> Task to complete: Locate each line below that includes "JSON" and reproduce it.

Collected data
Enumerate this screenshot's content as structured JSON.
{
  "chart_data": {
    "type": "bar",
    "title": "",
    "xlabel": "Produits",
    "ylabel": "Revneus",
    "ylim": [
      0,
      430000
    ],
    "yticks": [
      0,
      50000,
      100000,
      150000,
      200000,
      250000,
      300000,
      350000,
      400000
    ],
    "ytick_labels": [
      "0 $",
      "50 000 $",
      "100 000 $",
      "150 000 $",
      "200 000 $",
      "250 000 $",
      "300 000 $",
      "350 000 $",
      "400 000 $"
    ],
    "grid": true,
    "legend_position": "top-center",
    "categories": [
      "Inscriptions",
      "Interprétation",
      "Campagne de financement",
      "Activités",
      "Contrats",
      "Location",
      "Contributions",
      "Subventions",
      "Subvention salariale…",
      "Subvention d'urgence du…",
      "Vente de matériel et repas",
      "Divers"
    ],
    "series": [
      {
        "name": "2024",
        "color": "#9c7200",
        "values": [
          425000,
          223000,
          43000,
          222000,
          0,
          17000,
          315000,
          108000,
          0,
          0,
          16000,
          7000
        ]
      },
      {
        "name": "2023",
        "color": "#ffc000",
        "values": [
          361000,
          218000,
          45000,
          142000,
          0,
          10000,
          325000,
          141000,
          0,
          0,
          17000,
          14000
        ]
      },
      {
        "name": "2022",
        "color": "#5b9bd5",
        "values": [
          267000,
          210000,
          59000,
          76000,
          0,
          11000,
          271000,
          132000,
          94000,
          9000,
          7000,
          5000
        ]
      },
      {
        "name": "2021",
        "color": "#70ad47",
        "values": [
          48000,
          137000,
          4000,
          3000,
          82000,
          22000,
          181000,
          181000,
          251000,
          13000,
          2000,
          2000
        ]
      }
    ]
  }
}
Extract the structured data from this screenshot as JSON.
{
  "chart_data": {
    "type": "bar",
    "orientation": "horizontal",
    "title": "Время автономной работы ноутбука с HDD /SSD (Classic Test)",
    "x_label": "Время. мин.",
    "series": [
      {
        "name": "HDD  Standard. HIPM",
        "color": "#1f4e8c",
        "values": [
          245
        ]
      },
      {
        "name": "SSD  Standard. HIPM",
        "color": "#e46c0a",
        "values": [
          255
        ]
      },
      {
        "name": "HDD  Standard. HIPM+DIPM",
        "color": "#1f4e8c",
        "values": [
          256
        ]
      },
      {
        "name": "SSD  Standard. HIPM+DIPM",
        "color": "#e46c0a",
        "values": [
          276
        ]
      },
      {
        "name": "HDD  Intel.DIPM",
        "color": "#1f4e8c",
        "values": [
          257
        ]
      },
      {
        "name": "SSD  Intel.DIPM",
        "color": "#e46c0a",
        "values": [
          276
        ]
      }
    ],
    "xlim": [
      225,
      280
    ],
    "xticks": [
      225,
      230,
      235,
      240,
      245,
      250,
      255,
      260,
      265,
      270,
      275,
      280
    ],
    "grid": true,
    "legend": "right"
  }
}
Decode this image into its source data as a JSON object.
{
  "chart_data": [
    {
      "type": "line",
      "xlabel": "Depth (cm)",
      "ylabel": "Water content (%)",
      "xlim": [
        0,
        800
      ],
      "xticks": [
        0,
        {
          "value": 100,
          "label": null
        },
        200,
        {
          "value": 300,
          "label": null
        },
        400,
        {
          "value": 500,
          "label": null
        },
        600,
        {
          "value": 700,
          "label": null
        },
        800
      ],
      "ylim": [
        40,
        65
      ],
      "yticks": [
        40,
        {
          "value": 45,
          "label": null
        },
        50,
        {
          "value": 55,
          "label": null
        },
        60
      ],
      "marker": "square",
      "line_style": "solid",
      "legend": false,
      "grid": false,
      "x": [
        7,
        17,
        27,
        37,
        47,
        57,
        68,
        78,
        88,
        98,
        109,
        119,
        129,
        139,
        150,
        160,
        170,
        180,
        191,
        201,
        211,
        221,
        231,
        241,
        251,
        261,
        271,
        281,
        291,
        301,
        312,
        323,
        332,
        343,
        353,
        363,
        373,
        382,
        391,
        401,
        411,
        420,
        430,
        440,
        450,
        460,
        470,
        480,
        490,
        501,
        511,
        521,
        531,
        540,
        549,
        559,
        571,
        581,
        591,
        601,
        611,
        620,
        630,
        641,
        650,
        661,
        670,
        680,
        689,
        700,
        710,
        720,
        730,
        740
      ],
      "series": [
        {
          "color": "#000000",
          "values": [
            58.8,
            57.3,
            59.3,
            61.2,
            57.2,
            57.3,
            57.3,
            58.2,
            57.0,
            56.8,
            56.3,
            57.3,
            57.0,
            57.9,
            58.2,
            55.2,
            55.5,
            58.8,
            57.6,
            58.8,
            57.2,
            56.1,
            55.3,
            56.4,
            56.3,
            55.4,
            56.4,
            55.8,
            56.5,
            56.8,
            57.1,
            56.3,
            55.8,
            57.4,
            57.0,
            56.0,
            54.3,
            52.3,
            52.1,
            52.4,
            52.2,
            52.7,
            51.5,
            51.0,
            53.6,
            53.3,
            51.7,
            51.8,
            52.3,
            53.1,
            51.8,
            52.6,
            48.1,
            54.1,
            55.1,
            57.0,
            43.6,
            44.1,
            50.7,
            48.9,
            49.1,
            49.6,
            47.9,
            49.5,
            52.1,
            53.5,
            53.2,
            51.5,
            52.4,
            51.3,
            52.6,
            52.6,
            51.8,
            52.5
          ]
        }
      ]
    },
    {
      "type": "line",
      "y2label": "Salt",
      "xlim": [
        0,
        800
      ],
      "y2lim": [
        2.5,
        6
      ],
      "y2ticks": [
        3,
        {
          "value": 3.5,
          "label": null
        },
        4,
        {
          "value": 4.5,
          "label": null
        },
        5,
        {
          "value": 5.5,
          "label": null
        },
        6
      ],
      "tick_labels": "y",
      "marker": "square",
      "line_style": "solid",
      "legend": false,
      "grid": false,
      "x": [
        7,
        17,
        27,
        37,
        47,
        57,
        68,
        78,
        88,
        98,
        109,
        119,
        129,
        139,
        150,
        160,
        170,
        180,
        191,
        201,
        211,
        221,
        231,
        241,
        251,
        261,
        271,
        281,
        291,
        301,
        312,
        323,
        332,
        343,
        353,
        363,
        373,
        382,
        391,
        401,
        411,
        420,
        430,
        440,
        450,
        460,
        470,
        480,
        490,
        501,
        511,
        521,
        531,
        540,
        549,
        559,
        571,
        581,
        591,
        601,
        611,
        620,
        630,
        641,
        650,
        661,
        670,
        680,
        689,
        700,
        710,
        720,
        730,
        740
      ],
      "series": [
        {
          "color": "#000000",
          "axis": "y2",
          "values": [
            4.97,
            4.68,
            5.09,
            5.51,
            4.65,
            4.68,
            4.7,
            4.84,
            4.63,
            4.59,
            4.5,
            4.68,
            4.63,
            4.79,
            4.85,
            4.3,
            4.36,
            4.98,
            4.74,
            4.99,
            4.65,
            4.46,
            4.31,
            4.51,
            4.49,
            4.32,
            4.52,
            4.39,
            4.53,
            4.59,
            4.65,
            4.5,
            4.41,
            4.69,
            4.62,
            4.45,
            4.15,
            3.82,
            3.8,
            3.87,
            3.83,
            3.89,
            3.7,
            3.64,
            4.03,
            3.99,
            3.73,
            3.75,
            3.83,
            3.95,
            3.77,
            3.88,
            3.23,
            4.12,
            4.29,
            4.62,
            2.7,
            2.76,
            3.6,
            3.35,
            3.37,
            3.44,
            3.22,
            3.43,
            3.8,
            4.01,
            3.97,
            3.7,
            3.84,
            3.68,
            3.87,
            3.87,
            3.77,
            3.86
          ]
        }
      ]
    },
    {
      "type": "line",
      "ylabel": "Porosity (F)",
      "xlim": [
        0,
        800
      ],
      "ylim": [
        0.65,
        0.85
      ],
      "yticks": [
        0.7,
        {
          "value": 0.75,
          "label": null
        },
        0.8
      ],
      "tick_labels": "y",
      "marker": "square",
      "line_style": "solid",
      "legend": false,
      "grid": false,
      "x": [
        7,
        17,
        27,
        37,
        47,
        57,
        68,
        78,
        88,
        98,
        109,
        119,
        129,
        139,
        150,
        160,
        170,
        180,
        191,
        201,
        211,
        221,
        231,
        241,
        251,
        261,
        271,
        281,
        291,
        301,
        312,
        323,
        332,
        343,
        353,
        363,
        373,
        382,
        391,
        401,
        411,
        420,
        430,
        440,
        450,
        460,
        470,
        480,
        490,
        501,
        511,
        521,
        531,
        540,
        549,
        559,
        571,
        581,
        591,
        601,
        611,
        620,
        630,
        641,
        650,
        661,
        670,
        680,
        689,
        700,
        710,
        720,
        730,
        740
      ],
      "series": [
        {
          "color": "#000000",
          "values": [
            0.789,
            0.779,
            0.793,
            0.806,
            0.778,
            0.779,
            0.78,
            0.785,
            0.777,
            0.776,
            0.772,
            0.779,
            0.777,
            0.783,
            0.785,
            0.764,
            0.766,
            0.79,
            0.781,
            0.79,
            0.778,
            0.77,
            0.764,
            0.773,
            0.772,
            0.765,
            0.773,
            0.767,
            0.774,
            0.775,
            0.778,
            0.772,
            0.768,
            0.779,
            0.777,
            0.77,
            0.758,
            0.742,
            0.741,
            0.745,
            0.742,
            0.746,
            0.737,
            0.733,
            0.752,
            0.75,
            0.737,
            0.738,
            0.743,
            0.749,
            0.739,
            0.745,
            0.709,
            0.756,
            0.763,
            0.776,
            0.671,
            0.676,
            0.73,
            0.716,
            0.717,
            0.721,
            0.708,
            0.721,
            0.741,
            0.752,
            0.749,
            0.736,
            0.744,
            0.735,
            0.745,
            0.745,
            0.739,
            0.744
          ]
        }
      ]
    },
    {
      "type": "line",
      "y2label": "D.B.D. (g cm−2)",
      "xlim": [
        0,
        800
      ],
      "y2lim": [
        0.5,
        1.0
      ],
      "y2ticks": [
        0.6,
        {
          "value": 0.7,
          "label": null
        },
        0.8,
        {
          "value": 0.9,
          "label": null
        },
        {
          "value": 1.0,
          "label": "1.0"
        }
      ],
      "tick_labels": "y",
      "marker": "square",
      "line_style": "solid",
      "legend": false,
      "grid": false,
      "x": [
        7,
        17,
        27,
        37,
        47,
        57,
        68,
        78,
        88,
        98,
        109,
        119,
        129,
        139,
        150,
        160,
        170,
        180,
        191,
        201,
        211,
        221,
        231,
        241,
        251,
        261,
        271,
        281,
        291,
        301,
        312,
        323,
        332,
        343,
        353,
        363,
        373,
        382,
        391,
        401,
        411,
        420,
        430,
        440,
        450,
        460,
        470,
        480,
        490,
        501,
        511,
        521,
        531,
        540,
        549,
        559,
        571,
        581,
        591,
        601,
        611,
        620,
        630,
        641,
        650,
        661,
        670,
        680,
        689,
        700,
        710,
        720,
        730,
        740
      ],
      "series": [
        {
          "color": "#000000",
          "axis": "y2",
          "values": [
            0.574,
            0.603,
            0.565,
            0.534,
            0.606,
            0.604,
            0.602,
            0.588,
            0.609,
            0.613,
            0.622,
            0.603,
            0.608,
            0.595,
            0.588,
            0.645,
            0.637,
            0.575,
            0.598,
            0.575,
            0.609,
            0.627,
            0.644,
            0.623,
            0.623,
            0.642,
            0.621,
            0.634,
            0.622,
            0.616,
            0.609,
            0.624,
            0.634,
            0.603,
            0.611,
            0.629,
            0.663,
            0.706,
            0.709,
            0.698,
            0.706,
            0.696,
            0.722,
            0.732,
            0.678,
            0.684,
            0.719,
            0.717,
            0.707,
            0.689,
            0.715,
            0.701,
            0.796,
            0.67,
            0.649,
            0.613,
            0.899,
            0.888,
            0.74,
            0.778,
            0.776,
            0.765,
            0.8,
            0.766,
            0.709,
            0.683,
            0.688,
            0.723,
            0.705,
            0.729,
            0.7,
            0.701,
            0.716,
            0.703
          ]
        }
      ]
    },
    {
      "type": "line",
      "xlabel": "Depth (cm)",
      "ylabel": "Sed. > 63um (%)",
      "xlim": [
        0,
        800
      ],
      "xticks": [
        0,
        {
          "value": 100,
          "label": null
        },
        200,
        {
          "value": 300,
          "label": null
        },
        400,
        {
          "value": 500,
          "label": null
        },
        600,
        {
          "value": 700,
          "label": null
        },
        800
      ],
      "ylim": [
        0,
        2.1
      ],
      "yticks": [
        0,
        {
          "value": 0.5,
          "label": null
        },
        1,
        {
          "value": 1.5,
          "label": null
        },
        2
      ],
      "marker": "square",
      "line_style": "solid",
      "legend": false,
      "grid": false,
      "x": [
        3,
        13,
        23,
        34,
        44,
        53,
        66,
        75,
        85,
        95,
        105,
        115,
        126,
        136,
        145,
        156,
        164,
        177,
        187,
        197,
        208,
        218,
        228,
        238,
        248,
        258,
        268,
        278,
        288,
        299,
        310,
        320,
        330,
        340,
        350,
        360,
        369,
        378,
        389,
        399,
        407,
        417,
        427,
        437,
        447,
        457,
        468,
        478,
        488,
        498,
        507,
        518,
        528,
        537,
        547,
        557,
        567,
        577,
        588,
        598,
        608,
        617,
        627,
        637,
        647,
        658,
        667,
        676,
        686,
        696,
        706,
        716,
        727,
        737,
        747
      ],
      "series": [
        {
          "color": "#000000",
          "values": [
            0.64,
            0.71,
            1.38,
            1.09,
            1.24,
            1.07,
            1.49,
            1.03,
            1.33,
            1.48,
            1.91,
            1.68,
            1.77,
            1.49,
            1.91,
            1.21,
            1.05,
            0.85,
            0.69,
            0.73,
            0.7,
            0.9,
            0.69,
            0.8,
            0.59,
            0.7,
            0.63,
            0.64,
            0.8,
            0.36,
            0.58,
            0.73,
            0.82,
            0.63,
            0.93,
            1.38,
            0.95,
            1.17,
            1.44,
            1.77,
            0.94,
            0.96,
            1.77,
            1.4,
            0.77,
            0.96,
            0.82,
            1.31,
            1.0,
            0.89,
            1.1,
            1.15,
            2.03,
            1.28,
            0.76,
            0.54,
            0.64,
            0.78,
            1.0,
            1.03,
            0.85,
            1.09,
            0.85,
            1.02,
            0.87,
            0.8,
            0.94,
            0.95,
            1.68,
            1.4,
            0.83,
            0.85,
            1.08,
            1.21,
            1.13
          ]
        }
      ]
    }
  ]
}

> Problem solution:
Enumerate this screenshot's content as structured JSON.
Extract the structured data from this screenshot as JSON.
Decode this image into its source data as a JSON object.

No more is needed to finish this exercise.